- _Stated goal_:
Copy each line exactly.

Dataset items
+===+

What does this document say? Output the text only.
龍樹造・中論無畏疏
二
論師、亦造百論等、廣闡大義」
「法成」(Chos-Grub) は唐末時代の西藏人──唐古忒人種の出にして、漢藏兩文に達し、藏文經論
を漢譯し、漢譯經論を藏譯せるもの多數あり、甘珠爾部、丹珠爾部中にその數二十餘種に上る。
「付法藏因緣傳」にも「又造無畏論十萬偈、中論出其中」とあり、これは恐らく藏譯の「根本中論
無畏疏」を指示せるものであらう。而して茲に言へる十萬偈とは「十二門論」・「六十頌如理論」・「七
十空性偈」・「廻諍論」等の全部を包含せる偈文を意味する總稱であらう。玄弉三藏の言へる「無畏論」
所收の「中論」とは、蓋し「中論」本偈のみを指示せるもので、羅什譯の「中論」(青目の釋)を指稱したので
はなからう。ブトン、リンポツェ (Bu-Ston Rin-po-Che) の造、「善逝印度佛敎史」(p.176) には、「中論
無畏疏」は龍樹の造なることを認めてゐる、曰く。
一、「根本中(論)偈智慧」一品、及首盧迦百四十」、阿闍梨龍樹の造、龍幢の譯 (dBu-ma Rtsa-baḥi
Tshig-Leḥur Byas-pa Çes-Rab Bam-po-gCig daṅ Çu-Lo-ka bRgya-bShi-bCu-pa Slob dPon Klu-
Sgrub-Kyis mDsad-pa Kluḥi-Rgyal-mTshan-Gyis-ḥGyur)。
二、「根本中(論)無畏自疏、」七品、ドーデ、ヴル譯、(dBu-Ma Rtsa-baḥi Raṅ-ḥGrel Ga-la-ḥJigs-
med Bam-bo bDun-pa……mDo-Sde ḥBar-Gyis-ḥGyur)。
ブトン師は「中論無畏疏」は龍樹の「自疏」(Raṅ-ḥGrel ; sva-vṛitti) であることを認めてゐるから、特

+===+

- _Complete response_:
What does this document say? Output the text only.
龍樹造・中論無畏疏
二
論師、亦造百論等、廣闡大義」
「法成」(Chos-Grub) は唐末時代の西藏人──唐古忒人種の出にして、漢藏兩文に達し、藏文經論
を漢譯し、漢譯經論を藏譯せるもの多數あり、甘珠爾部、丹珠爾部中にその數二十餘種に上る。
「付法藏因緣傳」にも「又造無畏論十萬偈、中論出其中」とあり、これは恐らく藏譯の「根本中論
無畏疏」を指示せるものであらう。而して茲に言へる十萬偈とは「十二門論」・「六十頌如理論」・「七
十空性偈」・「廻諍論」等の全部を包含せる偈文を意味する總稱であらう。玄弉三藏の言へる「無畏論」
所收の「中論」とは、蓋し「中論」本偈のみを指示せるもので、羅什譯の「中論」(青目の釋)を指稱したので
はなからう。ブトン、リンポツェ (Bu-Ston Rin-po-Che) の造、「善逝印度佛敎史」(p.176) には、「中論
無畏疏」は龍樹の造なることを認めてゐる、曰く。
一、「根本中(論)偈智慧」一品、及首盧迦百四十」、阿闍梨龍樹の造、龍幢の譯 (dBu-ma Rtsa-baḥi
Tshig-Leḥur Byas-pa Çes-Rab Bam-po-gCig daṅ Çu-Lo-ka bRgya-bShi-bCu-pa Slob dPon Klu-
Sgrub-Kyis mDsad-pa Kluḥi-Rgyal-mTshan-Gyis-ḥGyur)。
二、「根本中(論)無畏自疏、」七品、ドーデ、ヴル譯、(dBu-Ma Rtsa-baḥi Raṅ-ḥGrel Ga-la-ḥJigs-
med Bam-bo bDun-pa……mDo-Sde ḥBar-Gyis-ḥGyur)。
ブトン師は「中論無畏疏」は龍樹の「自疏」(Raṅ-ḥGrel ; sva-vṛitti) であることを認めてゐるから、特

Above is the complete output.